● **GIVEN RECORDS**:
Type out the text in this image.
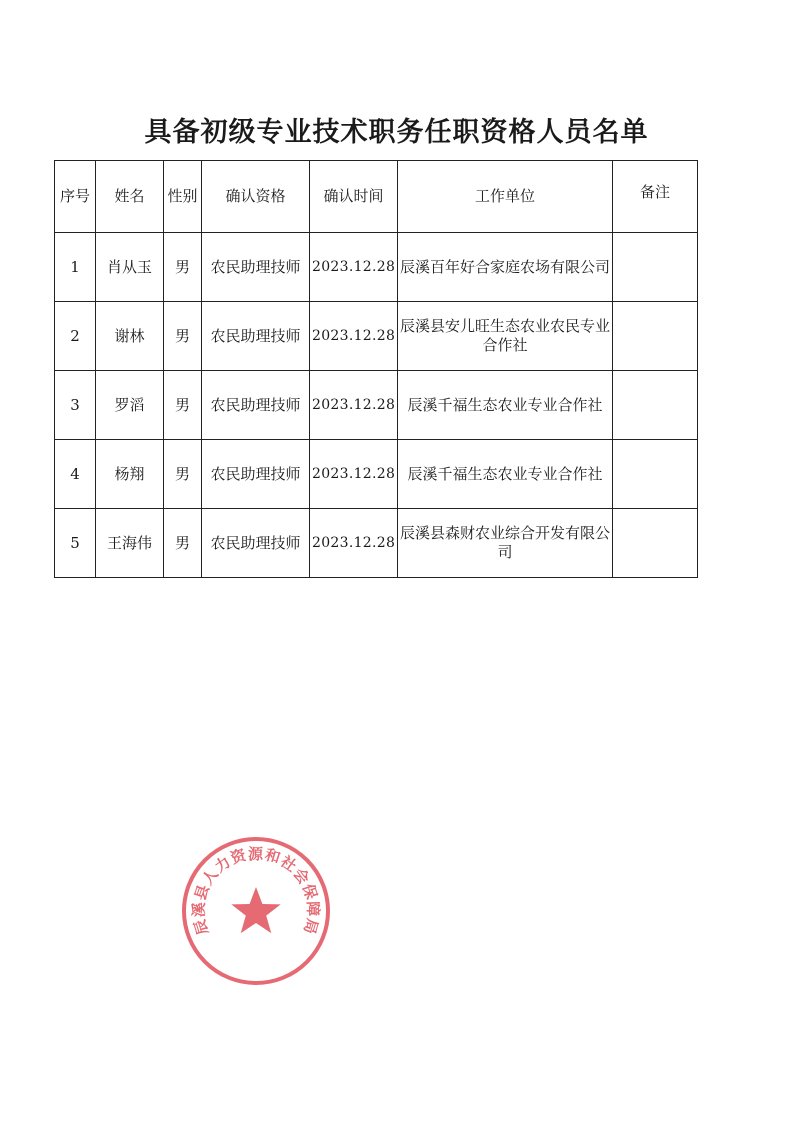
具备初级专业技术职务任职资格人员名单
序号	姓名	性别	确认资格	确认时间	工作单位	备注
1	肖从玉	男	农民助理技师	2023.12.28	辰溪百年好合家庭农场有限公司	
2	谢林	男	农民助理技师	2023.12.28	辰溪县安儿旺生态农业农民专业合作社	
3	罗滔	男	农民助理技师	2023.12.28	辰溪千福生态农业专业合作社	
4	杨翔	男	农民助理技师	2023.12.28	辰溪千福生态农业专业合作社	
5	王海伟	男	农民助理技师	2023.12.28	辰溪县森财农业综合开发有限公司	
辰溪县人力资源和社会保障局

● **TASK DESCRIPTION**: Without including any pictures, output all the entries above exactly.

● **SOLUTION TO THE EXERCISE**:
Type out the text in this image.
具备初级专业技术职务任职资格人员名单
序号	姓名	性别	确认资格	确认时间	工作单位	备注
1	肖从玉	男	农民助理技师	2023.12.28	辰溪百年好合家庭农场有限公司	
2	谢林	男	农民助理技师	2023.12.28	辰溪县安儿旺生态农业农民专业合作社	
3	罗滔	男	农民助理技师	2023.12.28	辰溪千福生态农业专业合作社	
4	杨翔	男	农民助理技师	2023.12.28	辰溪千福生态农业专业合作社	
5	王海伟	男	农民助理技师	2023.12.28	辰溪县森财农业综合开发有限公司	
辰溪县人力资源和社会保障局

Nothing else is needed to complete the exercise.